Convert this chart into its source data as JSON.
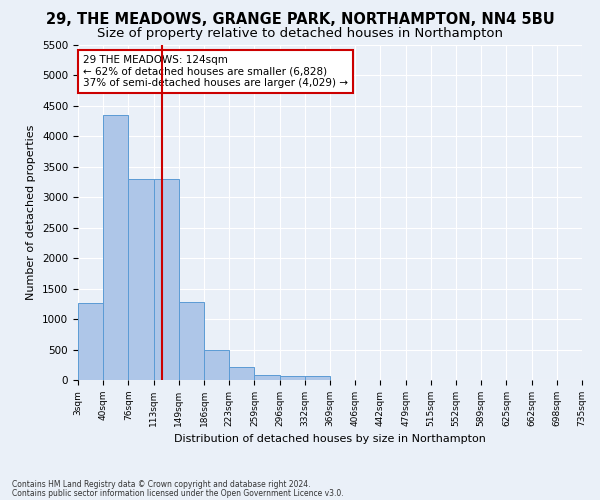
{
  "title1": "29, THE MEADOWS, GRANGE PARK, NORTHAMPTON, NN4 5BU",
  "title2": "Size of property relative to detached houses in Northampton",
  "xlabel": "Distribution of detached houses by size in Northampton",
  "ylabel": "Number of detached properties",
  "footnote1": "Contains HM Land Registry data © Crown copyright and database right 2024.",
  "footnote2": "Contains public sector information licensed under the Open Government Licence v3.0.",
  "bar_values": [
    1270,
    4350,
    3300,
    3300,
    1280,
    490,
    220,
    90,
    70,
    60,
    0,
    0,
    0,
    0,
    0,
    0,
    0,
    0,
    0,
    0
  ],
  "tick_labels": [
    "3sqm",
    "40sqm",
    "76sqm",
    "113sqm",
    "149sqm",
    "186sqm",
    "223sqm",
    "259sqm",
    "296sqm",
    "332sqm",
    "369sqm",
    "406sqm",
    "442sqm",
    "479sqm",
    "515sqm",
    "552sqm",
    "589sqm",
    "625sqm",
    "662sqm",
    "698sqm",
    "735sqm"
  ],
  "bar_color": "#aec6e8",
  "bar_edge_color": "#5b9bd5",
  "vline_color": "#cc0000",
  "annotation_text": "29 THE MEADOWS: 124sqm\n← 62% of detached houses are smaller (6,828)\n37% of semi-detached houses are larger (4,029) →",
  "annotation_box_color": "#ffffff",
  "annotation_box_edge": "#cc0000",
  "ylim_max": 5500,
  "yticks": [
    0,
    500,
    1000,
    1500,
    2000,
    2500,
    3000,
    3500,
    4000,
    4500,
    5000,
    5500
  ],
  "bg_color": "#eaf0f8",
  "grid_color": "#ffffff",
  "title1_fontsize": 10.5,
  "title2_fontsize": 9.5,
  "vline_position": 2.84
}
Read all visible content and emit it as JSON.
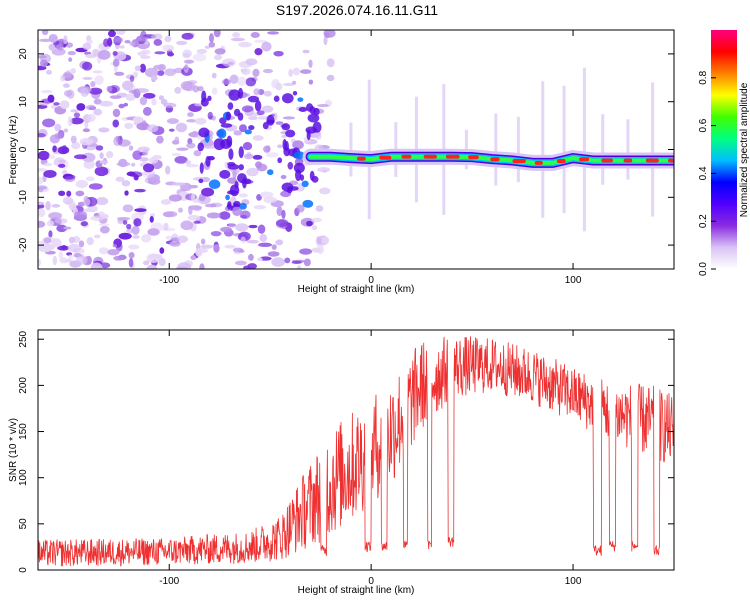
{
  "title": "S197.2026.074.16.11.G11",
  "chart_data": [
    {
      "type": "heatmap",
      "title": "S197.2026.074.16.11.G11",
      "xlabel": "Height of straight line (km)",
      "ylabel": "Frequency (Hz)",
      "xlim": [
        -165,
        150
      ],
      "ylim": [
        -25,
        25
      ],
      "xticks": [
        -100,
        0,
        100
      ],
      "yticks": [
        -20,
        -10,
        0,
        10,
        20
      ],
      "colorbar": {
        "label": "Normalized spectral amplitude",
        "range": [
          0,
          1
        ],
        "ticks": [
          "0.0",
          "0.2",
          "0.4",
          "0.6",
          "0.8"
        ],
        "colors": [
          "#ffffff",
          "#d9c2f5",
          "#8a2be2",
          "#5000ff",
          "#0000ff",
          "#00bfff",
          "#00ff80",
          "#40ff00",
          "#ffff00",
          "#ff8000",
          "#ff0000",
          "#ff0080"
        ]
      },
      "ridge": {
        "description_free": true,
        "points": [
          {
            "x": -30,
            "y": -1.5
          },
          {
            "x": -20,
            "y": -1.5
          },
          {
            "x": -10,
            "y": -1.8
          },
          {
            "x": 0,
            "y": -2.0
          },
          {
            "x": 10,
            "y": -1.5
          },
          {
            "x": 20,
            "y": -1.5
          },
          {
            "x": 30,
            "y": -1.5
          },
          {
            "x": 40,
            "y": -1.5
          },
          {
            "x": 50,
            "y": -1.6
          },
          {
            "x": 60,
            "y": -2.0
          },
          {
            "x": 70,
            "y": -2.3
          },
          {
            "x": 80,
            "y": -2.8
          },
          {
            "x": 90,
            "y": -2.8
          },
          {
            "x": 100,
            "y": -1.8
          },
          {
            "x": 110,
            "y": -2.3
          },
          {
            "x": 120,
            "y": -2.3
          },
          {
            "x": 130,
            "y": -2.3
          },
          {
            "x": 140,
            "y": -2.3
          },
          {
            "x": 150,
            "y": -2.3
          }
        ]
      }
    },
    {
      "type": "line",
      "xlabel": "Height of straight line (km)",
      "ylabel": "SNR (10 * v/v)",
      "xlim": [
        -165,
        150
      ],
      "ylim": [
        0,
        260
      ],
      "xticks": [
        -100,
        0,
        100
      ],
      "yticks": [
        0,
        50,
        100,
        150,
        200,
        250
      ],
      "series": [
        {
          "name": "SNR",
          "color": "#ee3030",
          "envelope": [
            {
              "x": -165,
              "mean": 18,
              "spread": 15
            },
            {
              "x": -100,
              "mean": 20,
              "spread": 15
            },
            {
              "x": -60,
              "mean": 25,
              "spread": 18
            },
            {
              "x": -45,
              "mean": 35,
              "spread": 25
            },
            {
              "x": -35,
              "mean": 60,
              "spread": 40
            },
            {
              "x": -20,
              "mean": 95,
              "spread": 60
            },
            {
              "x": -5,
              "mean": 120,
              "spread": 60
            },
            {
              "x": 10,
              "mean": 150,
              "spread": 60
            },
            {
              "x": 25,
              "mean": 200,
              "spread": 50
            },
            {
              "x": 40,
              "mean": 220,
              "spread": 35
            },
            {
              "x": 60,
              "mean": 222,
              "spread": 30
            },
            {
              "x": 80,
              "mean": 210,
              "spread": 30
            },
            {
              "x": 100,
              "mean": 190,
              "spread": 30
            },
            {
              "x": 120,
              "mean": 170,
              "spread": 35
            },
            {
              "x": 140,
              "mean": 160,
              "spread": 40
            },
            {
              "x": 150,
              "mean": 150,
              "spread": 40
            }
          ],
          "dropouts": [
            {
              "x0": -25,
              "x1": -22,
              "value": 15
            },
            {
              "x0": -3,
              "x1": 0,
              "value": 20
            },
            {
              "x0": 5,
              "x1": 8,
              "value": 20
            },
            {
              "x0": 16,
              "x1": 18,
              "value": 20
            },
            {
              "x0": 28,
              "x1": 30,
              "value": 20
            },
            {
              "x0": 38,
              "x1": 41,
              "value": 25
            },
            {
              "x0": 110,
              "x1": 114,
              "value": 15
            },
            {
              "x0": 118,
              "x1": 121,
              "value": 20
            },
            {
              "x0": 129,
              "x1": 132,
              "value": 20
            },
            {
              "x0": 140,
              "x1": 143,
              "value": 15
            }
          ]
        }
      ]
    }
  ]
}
......
* [What needs to be done]: Please write out all of the material above without changing a word, and omit any pictures.

* [Output]:
Convert this chart into its source data as JSON.
{
  "title1": "29, THE MEADOWS, GRANGE PARK, NORTHAMPTON, NN4 5BU",
  "title2": "Size of property relative to detached houses in Northampton",
  "xlabel": "Distribution of detached houses by size in Northampton",
  "ylabel": "Number of detached properties",
  "footnote1": "Contains HM Land Registry data © Crown copyright and database right 2024.",
  "footnote2": "Contains public sector information licensed under the Open Government Licence v3.0.",
  "bar_values": [
    1270,
    4350,
    3300,
    3300,
    1280,
    490,
    220,
    90,
    70,
    60,
    0,
    0,
    0,
    0,
    0,
    0,
    0,
    0,
    0,
    0
  ],
  "tick_labels": [
    "3sqm",
    "40sqm",
    "76sqm",
    "113sqm",
    "149sqm",
    "186sqm",
    "223sqm",
    "259sqm",
    "296sqm",
    "332sqm",
    "369sqm",
    "406sqm",
    "442sqm",
    "479sqm",
    "515sqm",
    "552sqm",
    "589sqm",
    "625sqm",
    "662sqm",
    "698sqm",
    "735sqm"
  ],
  "bar_color": "#aec6e8",
  "bar_edge_color": "#5b9bd5",
  "vline_color": "#cc0000",
  "annotation_text": "29 THE MEADOWS: 124sqm\n← 62% of detached houses are smaller (6,828)\n37% of semi-detached houses are larger (4,029) →",
  "annotation_box_color": "#ffffff",
  "annotation_box_edge": "#cc0000",
  "ylim_max": 5500,
  "yticks": [
    0,
    500,
    1000,
    1500,
    2000,
    2500,
    3000,
    3500,
    4000,
    4500,
    5000,
    5500
  ],
  "bg_color": "#eaf0f8",
  "grid_color": "#ffffff",
  "title1_fontsize": 10.5,
  "title2_fontsize": 9.5,
  "vline_position": 2.84
}
Read all visible content and emit it as JSON.
{
  "title": "S197.2026.074.16.11.G11",
  "chart_data": [
    {
      "type": "heatmap",
      "title": "S197.2026.074.16.11.G11",
      "xlabel": "Height of straight line (km)",
      "ylabel": "Frequency (Hz)",
      "xlim": [
        -165,
        150
      ],
      "ylim": [
        -25,
        25
      ],
      "xticks": [
        -100,
        0,
        100
      ],
      "yticks": [
        -20,
        -10,
        0,
        10,
        20
      ],
      "colorbar": {
        "label": "Normalized spectral amplitude",
        "range": [
          0,
          1
        ],
        "ticks": [
          "0.0",
          "0.2",
          "0.4",
          "0.6",
          "0.8"
        ],
        "colors": [
          "#ffffff",
          "#d9c2f5",
          "#8a2be2",
          "#5000ff",
          "#0000ff",
          "#00bfff",
          "#00ff80",
          "#40ff00",
          "#ffff00",
          "#ff8000",
          "#ff0000",
          "#ff0080"
        ]
      },
      "ridge": {
        "description_free": true,
        "points": [
          {
            "x": -30,
            "y": -1.5
          },
          {
            "x": -20,
            "y": -1.5
          },
          {
            "x": -10,
            "y": -1.8
          },
          {
            "x": 0,
            "y": -2.0
          },
          {
            "x": 10,
            "y": -1.5
          },
          {
            "x": 20,
            "y": -1.5
          },
          {
            "x": 30,
            "y": -1.5
          },
          {
            "x": 40,
            "y": -1.5
          },
          {
            "x": 50,
            "y": -1.6
          },
          {
            "x": 60,
            "y": -2.0
          },
          {
            "x": 70,
            "y": -2.3
          },
          {
            "x": 80,
            "y": -2.8
          },
          {
            "x": 90,
            "y": -2.8
          },
          {
            "x": 100,
            "y": -1.8
          },
          {
            "x": 110,
            "y": -2.3
          },
          {
            "x": 120,
            "y": -2.3
          },
          {
            "x": 130,
            "y": -2.3
          },
          {
            "x": 140,
            "y": -2.3
          },
          {
            "x": 150,
            "y": -2.3
          }
        ]
      }
    },
    {
      "type": "line",
      "xlabel": "Height of straight line (km)",
      "ylabel": "SNR (10 * v/v)",
      "xlim": [
        -165,
        150
      ],
      "ylim": [
        0,
        260
      ],
      "xticks": [
        -100,
        0,
        100
      ],
      "yticks": [
        0,
        50,
        100,
        150,
        200,
        250
      ],
      "series": [
        {
          "name": "SNR",
          "color": "#ee3030",
          "envelope": [
            {
              "x": -165,
              "mean": 18,
              "spread": 15
            },
            {
              "x": -100,
              "mean": 20,
              "spread": 15
            },
            {
              "x": -60,
              "mean": 25,
              "spread": 18
            },
            {
              "x": -45,
              "mean": 35,
              "spread": 25
            },
            {
              "x": -35,
              "mean": 60,
              "spread": 40
            },
            {
              "x": -20,
              "mean": 95,
              "spread": 60
            },
            {
              "x": -5,
              "mean": 120,
              "spread": 60
            },
            {
              "x": 10,
              "mean": 150,
              "spread": 60
            },
            {
              "x": 25,
              "mean": 200,
              "spread": 50
            },
            {
              "x": 40,
              "mean": 220,
              "spread": 35
            },
            {
              "x": 60,
              "mean": 222,
              "spread": 30
            },
            {
              "x": 80,
              "mean": 210,
              "spread": 30
            },
            {
              "x": 100,
              "mean": 190,
              "spread": 30
            },
            {
              "x": 120,
              "mean": 170,
              "spread": 35
            },
            {
              "x": 140,
              "mean": 160,
              "spread": 40
            },
            {
              "x": 150,
              "mean": 150,
              "spread": 40
            }
          ],
          "dropouts": [
            {
              "x0": -25,
              "x1": -22,
              "value": 15
            },
            {
              "x0": -3,
              "x1": 0,
              "value": 20
            },
            {
              "x0": 5,
              "x1": 8,
              "value": 20
            },
            {
              "x0": 16,
              "x1": 18,
              "value": 20
            },
            {
              "x0": 28,
              "x1": 30,
              "value": 20
            },
            {
              "x0": 38,
              "x1": 41,
              "value": 25
            },
            {
              "x0": 110,
              "x1": 114,
              "value": 15
            },
            {
              "x0": 118,
              "x1": 121,
              "value": 20
            },
            {
              "x0": 129,
              "x1": 132,
              "value": 20
            },
            {
              "x0": 140,
              "x1": 143,
              "value": 15
            }
          ]
        }
      ]
    }
  ]
}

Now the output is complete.